> _Required task_: The answer is one number: how many lines hold the string "your".

> _The data_:
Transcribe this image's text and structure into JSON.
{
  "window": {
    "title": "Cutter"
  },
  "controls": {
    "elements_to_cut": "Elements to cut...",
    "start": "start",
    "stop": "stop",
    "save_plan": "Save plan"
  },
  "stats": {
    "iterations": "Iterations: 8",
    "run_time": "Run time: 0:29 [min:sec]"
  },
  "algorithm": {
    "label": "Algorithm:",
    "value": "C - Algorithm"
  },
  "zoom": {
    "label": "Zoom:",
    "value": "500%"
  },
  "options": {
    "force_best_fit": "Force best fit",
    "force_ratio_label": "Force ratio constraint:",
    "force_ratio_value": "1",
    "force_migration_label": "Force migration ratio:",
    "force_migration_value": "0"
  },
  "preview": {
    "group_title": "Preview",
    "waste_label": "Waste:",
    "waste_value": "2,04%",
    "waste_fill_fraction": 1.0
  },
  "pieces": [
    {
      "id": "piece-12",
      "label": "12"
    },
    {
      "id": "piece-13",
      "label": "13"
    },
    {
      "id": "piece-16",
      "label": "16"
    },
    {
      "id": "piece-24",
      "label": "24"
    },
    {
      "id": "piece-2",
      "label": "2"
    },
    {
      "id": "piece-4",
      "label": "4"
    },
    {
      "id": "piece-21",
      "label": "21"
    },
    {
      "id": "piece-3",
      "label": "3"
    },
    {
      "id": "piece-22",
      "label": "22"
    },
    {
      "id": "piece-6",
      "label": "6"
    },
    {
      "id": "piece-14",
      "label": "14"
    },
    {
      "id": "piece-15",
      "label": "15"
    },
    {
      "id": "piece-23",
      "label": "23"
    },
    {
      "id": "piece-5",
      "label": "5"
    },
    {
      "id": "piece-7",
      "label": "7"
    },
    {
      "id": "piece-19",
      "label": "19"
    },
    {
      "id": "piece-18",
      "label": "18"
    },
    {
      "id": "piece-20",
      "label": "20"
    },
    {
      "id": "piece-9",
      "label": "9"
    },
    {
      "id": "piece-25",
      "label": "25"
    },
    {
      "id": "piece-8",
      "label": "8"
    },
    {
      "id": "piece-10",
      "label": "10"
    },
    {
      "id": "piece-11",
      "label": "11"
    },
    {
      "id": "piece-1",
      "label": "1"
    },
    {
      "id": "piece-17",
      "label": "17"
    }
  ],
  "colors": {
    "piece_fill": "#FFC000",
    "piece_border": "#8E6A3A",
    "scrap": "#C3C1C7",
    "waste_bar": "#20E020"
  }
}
...
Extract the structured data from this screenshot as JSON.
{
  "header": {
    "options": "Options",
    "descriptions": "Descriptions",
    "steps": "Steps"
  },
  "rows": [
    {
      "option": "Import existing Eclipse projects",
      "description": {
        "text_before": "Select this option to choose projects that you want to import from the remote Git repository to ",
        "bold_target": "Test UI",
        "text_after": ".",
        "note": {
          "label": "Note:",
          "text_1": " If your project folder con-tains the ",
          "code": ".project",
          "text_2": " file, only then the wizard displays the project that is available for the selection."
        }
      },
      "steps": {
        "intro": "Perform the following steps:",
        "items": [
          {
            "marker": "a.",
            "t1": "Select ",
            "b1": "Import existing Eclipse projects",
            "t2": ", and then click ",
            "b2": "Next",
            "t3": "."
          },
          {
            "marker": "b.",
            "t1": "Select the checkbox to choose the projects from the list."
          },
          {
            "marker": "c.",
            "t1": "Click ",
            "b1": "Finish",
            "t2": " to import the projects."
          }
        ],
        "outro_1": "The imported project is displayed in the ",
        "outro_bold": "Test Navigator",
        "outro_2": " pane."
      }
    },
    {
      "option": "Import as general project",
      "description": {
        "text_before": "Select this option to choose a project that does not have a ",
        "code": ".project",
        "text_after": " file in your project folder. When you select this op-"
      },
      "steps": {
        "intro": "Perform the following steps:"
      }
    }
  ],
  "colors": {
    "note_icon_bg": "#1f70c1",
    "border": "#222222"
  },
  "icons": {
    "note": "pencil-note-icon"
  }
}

> _Result of the task_: 2